--- START ---

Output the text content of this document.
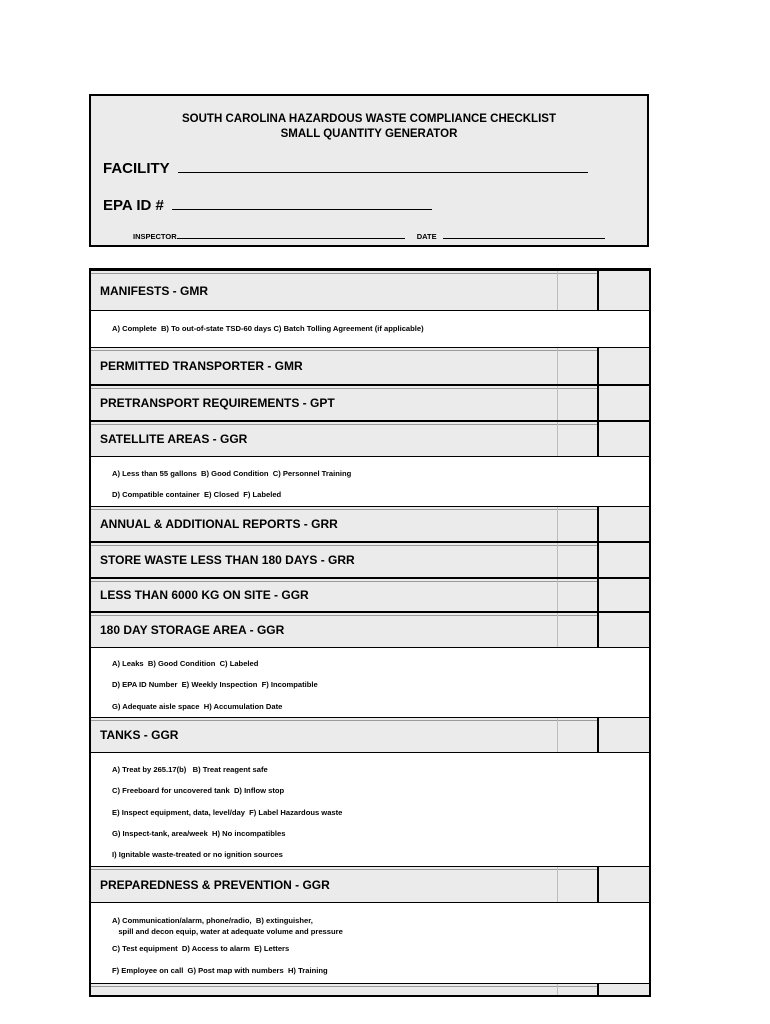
SOUTH CAROLINA HAZARDOUS WASTE COMPLIANCE CHECKLIST
SMALL QUANTITY GENERATOR
FACILITY
EPA ID #
INSPECTOR	DATE
MANIFESTS - GMR
A) Complete  B) To out-of-state TSD-60 days C) Batch Tolling Agreement (if applicable)
PERMITTED TRANSPORTER - GMR
PRETRANSPORT REQUIREMENTS - GPT
SATELLITE AREAS - GGR
A) Less than 55 gallons  B) Good Condition  C) Personnel Training
D) Compatible container  E) Closed  F) Labeled
ANNUAL & ADDITIONAL REPORTS - GRR
STORE WASTE LESS THAN 180 DAYS - GRR
LESS THAN 6000 KG ON SITE - GGR
180 DAY STORAGE AREA - GGR
A) Leaks  B) Good Condition  C) Labeled
D) EPA ID Number  E) Weekly Inspection  F) Incompatible
G) Adequate aisle space  H) Accumulation Date
TANKS - GGR
A) Treat by 265.17(b)   B) Treat reagent safe
C) Freeboard for uncovered tank  D) Inflow stop
E) Inspect equipment, data, level/day  F) Label Hazardous waste
G) Inspect-tank, area/week  H) No incompatibles
I) Ignitable waste-treated or no ignition sources
PREPAREDNESS & PREVENTION - GGR
A) Communication/alarm, phone/radio,  B) extinguisher,
spill and decon equip, water at adequate volume and pressure
C) Test equipment  D) Access to alarm  E) Letters
F) Employee on call  G) Post map with numbers  H) Training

--- END ---

Output a faithful copy of the data, with each picture left out.

● TASK OUTPUT:
Output the text content of this document.
SOUTH CAROLINA HAZARDOUS WASTE COMPLIANCE CHECKLIST
SMALL QUANTITY GENERATOR
FACILITY
EPA ID #
INSPECTOR	DATE
MANIFESTS - GMR
A) Complete  B) To out-of-state TSD-60 days C) Batch Tolling Agreement (if applicable)
PERMITTED TRANSPORTER - GMR
PRETRANSPORT REQUIREMENTS - GPT
SATELLITE AREAS - GGR
A) Less than 55 gallons  B) Good Condition  C) Personnel Training
D) Compatible container  E) Closed  F) Labeled
ANNUAL & ADDITIONAL REPORTS - GRR
STORE WASTE LESS THAN 180 DAYS - GRR
LESS THAN 6000 KG ON SITE - GGR
180 DAY STORAGE AREA - GGR
A) Leaks  B) Good Condition  C) Labeled
D) EPA ID Number  E) Weekly Inspection  F) Incompatible
G) Adequate aisle space  H) Accumulation Date
TANKS - GGR
A) Treat by 265.17(b)   B) Treat reagent safe
C) Freeboard for uncovered tank  D) Inflow stop
E) Inspect equipment, data, level/day  F) Label Hazardous waste
G) Inspect-tank, area/week  H) No incompatibles
I) Ignitable waste-treated or no ignition sources
PREPAREDNESS & PREVENTION - GGR
A) Communication/alarm, phone/radio,  B) extinguisher,
spill and decon equip, water at adequate volume and pressure
C) Test equipment  D) Access to alarm  E) Letters
F) Employee on call  G) Post map with numbers  H) Training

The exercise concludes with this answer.